### INSTRUCTIONS FOR THE TASK:
Select from the data all lines with the word "output".
■ ■ ■ ■ ■ ■ ■
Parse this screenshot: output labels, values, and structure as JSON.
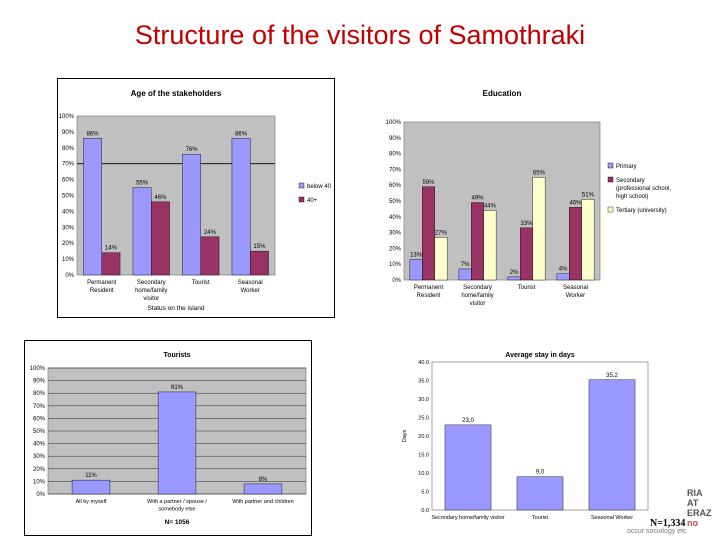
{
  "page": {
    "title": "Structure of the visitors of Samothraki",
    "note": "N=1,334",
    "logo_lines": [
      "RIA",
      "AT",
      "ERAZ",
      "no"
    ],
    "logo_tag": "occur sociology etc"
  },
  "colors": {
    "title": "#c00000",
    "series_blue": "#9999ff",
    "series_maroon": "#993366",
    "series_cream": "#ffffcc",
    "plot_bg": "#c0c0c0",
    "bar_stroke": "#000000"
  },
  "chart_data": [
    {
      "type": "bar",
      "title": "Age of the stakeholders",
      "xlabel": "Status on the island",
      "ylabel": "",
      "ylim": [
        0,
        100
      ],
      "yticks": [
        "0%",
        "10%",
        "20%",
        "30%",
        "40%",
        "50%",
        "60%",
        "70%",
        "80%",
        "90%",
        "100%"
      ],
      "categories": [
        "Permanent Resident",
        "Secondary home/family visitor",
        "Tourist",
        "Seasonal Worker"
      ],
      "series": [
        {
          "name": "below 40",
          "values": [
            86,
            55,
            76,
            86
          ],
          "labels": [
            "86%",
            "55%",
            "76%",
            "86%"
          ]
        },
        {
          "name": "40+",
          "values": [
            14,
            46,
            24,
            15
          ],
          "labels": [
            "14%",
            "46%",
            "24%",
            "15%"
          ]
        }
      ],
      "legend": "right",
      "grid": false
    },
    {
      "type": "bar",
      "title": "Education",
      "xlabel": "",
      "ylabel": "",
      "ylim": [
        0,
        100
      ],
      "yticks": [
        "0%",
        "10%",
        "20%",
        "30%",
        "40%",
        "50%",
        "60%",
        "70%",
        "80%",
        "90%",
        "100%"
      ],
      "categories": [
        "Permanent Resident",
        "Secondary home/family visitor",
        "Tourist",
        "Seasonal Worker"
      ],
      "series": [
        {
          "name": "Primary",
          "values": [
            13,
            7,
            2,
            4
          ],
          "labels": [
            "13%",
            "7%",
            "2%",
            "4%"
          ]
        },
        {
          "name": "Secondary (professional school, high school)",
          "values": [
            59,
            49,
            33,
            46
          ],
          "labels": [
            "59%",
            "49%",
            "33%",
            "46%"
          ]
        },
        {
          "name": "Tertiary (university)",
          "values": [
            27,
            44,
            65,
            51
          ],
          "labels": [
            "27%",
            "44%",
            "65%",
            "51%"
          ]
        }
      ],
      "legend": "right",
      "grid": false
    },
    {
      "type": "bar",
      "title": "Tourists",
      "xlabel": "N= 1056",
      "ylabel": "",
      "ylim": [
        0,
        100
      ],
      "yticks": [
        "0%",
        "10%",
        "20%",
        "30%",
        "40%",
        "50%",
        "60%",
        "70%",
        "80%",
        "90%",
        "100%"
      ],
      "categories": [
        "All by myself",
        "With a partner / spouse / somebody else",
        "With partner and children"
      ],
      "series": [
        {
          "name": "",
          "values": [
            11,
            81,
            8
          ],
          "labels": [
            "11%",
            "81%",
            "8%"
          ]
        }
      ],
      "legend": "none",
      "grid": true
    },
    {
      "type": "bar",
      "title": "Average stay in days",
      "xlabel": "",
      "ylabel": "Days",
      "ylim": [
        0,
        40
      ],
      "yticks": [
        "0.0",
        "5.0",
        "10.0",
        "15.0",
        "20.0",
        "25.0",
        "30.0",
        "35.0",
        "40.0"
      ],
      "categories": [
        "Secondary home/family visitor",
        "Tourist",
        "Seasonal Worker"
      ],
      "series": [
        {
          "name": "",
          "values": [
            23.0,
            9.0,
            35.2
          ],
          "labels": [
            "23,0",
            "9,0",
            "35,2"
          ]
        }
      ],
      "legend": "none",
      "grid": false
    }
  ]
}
■ ■ ■ ■ ■ ■ ■
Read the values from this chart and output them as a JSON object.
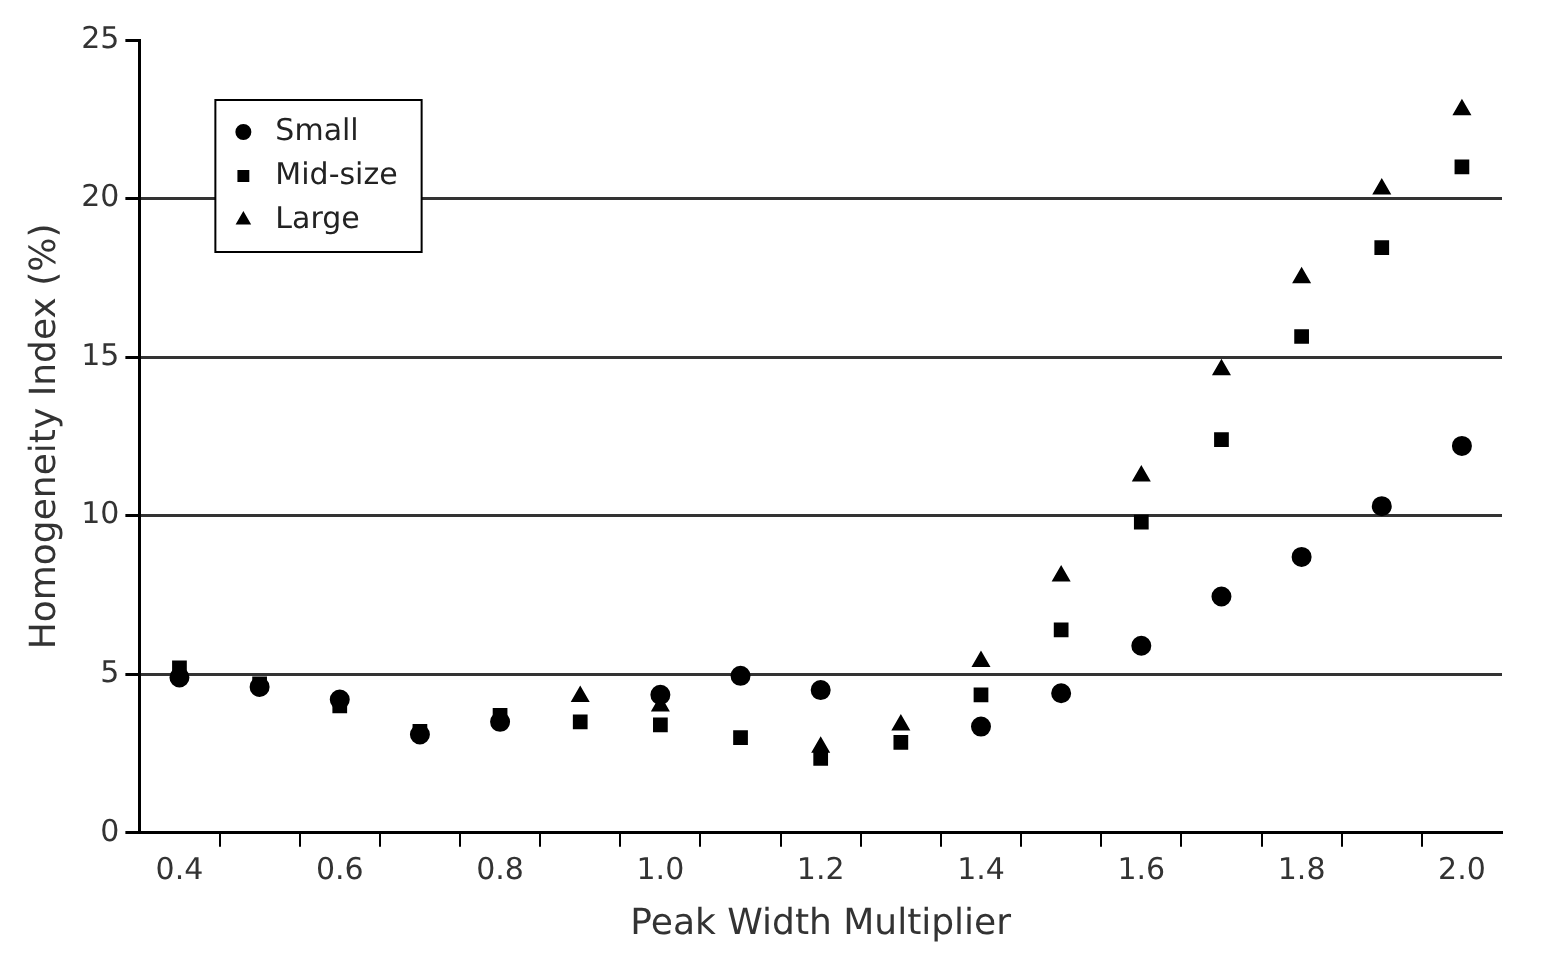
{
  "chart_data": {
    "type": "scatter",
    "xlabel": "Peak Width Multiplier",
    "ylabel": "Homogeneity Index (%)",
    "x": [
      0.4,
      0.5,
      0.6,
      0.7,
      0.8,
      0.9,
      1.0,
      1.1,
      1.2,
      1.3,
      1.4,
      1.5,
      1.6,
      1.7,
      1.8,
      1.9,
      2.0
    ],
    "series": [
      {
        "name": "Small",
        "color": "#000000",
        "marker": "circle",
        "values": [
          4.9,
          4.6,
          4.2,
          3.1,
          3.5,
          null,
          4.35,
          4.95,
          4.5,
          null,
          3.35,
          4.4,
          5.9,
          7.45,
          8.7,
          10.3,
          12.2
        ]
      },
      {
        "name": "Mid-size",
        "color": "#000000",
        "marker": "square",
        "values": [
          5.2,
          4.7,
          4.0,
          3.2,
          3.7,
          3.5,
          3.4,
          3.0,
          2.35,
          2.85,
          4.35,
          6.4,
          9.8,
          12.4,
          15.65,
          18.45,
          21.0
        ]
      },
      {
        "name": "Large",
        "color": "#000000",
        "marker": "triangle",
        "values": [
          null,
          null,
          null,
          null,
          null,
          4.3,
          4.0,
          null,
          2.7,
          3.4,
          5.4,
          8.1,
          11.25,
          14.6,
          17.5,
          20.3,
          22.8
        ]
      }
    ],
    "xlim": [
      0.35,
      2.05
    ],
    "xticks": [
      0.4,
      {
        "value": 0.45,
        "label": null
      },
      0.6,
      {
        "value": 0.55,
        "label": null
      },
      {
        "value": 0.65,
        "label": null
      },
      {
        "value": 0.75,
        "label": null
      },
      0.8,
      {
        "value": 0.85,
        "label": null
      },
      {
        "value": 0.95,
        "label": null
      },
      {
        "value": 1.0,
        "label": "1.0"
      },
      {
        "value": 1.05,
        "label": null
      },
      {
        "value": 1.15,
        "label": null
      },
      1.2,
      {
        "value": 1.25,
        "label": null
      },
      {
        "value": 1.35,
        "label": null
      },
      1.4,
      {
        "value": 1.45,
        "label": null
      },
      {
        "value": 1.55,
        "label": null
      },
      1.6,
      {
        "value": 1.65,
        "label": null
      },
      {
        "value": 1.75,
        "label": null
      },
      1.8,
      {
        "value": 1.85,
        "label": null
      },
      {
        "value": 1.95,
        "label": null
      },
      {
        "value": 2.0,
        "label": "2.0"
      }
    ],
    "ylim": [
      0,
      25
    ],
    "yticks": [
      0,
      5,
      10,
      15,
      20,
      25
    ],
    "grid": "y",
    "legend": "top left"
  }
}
■ ■ ■ ■ ■ ■ ■
### THE SOLUTION:
Parse this screenshot: output labels, values, and structure as JSON.
Read the values from this chart and output them as a JSON object.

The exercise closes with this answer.